◆ **Work instruction**: In the passage on the two builders and two foundations, what happens to the house of the foolish man who hears Jesus' words but does not put them into practice?

◆ **Text for analysis**:
>>>>

Two Builders and Two Foundations [24-27].  Jesus begins the concluding paragraph of the Sermon on the Mount by saying, Everyone then who hears these words of mine and does them will be like a wise man who built his house on the rock [24]. Jesus’ words perfectly express His character, His mind, His will. He never deceives, never changes His mind, never misspeaks. Jesus does what He says. He is what He says. There is never a conflict between what Jesus says and what He does. Every word perfectly reflects His mind, His character, and His actions. Therefore, if we would be wise and godlike, we should listen attentively and do whatever Jesus says. His words will be a rock, a sure foundation for life. In this passage Jesus says that two builders construct two houses on two foundations [24-27]. In dry weather, every building plan and every house look sound. But when the rain comes, the rivers rise, and the winds blow, they reveal the quality of the work [25]. If the catastrophes of life fall upon the solid house, it will not fall. But when troubles befall the house that rests on a flawed foundation, it will collapse. Everyone must ask, “What is the rock on which I build? Is my foundation sure?” The Bible says God is a rock, a refuge for His covenant people. Jesus later says that He is the rock. He also says that the wise man hears these words of mine and does them [24], whereas the foolish man hears them and does not put them into practice. His house collapses with a crash [26-27]. Why does Jesus end the Sermon on the Mount with the words great was the fall of it? This is hardly the upbeat way in which preachers typically end their sermons. But Jesus is making a point. It is not enough to study or applaud the words of Jesus. We must do what He says. Otherwise, we are in danger of hypocrisy, in danger of facing a great crash.”  [Doriani, pp. 291-310].

<<<<

Page segmentation data:
>>>>

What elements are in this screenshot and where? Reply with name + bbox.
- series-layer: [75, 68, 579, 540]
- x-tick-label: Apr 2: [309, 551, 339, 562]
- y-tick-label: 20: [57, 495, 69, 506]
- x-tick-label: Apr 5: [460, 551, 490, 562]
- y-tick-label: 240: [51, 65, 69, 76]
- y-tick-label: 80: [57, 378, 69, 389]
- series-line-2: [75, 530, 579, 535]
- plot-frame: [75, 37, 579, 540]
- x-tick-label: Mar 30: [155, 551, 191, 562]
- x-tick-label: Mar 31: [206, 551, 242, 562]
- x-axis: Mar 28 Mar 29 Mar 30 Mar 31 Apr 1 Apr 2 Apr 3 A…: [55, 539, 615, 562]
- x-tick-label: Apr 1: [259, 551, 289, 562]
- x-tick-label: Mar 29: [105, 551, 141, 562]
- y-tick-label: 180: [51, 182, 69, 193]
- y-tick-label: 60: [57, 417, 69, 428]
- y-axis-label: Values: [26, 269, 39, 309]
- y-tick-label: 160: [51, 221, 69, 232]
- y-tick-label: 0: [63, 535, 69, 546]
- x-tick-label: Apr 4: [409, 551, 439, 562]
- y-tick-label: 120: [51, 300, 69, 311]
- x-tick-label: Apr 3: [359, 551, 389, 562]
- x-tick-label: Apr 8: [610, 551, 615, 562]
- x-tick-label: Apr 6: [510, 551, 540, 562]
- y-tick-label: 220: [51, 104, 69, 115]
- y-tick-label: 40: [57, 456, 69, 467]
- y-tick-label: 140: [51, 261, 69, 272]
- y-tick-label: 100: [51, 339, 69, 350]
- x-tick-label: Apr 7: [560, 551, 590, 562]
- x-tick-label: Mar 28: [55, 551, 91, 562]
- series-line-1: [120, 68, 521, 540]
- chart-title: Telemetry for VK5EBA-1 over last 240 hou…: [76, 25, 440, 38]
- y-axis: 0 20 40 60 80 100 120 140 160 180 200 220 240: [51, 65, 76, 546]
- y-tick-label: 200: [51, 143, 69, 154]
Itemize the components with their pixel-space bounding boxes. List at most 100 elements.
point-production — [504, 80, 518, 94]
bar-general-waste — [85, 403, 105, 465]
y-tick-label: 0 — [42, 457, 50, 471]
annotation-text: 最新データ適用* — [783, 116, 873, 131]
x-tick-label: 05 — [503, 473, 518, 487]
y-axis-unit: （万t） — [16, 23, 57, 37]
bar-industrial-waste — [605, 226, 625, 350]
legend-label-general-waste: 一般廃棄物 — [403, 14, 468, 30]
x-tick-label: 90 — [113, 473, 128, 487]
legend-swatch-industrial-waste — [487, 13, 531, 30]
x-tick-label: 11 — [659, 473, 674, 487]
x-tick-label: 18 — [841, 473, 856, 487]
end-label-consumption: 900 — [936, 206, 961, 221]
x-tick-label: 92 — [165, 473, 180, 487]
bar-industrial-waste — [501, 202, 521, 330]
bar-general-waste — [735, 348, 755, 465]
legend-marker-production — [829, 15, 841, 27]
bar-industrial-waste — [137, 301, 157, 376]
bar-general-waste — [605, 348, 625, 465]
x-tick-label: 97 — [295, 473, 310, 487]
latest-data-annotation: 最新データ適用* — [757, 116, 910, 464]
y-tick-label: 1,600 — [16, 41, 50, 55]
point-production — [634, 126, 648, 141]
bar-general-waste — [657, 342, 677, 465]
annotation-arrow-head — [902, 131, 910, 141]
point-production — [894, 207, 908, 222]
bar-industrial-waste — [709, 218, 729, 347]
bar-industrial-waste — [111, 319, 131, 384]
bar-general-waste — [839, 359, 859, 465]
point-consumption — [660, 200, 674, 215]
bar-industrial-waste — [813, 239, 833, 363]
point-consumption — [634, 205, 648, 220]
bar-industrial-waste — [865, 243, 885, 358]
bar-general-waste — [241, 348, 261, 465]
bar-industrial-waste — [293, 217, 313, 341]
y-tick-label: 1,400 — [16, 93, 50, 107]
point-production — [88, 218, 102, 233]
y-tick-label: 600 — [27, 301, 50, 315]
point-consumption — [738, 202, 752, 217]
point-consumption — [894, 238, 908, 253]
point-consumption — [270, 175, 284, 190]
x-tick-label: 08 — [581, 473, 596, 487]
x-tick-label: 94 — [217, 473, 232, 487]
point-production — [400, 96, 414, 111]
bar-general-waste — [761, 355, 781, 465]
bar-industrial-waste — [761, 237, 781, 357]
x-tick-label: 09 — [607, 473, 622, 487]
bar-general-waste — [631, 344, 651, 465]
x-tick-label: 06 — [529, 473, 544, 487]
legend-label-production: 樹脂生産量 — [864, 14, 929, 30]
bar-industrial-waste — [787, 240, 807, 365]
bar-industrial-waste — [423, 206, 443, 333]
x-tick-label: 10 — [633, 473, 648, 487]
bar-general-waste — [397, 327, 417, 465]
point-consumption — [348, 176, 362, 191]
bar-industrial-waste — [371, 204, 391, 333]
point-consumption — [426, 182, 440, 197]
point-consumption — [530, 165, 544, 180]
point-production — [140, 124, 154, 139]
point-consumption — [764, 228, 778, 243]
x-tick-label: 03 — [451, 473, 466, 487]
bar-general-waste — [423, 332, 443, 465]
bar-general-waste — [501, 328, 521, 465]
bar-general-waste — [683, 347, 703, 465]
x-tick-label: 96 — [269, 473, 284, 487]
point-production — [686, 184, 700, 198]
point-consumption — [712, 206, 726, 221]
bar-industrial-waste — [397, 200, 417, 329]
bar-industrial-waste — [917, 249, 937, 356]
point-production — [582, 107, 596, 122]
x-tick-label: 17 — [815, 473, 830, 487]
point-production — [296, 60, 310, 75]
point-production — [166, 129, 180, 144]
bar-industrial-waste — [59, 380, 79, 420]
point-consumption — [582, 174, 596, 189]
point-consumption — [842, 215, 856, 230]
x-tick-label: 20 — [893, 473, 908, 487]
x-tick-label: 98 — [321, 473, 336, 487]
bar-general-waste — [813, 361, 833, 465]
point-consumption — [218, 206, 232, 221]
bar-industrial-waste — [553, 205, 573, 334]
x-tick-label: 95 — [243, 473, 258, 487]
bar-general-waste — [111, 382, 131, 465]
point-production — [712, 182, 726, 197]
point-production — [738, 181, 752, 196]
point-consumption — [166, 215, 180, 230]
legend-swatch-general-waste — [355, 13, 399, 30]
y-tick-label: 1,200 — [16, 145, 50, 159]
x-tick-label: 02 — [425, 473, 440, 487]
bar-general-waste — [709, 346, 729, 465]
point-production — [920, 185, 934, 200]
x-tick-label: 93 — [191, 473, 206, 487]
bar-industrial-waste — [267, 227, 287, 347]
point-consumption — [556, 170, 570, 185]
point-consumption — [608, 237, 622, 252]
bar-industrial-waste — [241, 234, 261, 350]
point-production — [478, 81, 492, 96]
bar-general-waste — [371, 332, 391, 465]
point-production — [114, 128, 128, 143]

<<<<

◆ **Your solution**: His house collapses with a crash.